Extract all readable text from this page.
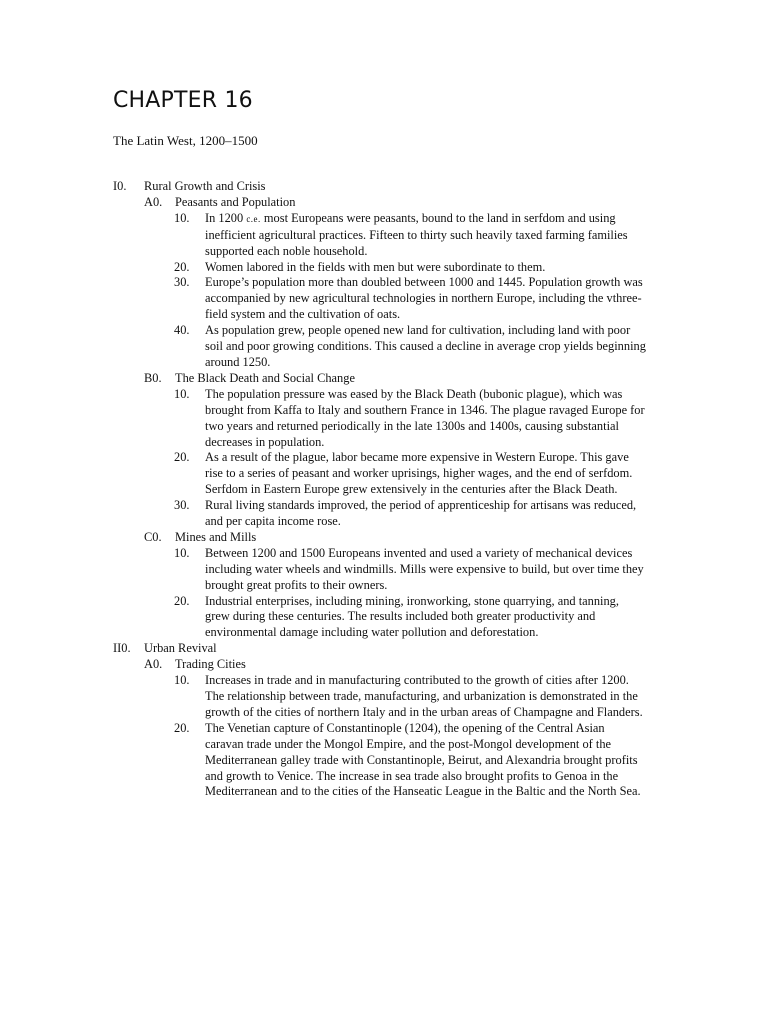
CHAPTER 16

The Latin West, 1200–1500

I0. Rural Growth and Crisis
A0. Peasants and Population
10. In 1200 c.e. most Europeans were peasants, bound to the land in serfdom and using inefficient agricultural practices. Fifteen to thirty such heavily taxed farming families supported each noble household.
20. Women labored in the fields with men but were subordinate to them.
30. Europe’s population more than doubled between 1000 and 1445. Population growth was accompanied by new agricultural technologies in northern Europe, including the vthree-field system and the cultivation of oats.
40. As population grew, people opened new land for cultivation, including land with poor soil and poor growing conditions. This caused a decline in average crop yields beginning around 1250.
B0. The Black Death and Social Change
10. The population pressure was eased by the Black Death (bubonic plague), which was brought from Kaffa to Italy and southern France in 1346. The plague ravaged Europe for two years and returned periodically in the late 1300s and 1400s, causing substantial decreases in population.
20. As a result of the plague, labor became more expensive in Western Europe. This gave rise to a series of peasant and worker uprisings, higher wages, and the end of serfdom. Serfdom in Eastern Europe grew extensively in the centuries after the Black Death.
30. Rural living standards improved, the period of apprenticeship for artisans was reduced, and per capita income rose.
C0. Mines and Mills
10. Between 1200 and 1500 Europeans invented and used a variety of mechanical devices including water wheels and windmills. Mills were expensive to build, but over time they brought great profits to their owners.
20. Industrial enterprises, including mining, ironworking, stone quarrying, and tanning, grew during these centuries. The results included both greater productivity and environmental damage including water pollution and deforestation.
II0. Urban Revival
A0. Trading Cities
10. Increases in trade and in manufacturing contributed to the growth of cities after 1200. The relationship between trade, manufacturing, and urbanization is demonstrated in the growth of the cities of northern Italy and in the urban areas of Champagne and Flanders.
20. The Venetian capture of Constantinople (1204), the opening of the Central Asian caravan trade under the Mongol Empire, and the post-Mongol development of the Mediterranean galley trade with Constantinople, Beirut, and Alexandria brought profits and growth to Venice. The increase in sea trade also brought profits to Genoa in the Mediterranean and to the cities of the Hanseatic League in the Baltic and the North Sea.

• [WHAT IS BEING ASKED]:
From the records above, pull out each line that has "Italy".

• [WORKED SOLUTION]:
10. The population pressure was eased by the Black Death (bubonic plague), which was brought from Kaffa to Italy and southern France in 1346. The plague ravaged Europe for two years and returned periodically in the late 1300s and 1400s, causing substantial decreases in population.
10. Increases in trade and in manufacturing contributed to the growth of cities after 1200. The relationship between trade, manufacturing, and urbanization is demonstrated in the growth of the cities of northern Italy and in the urban areas of Champagne and Flanders.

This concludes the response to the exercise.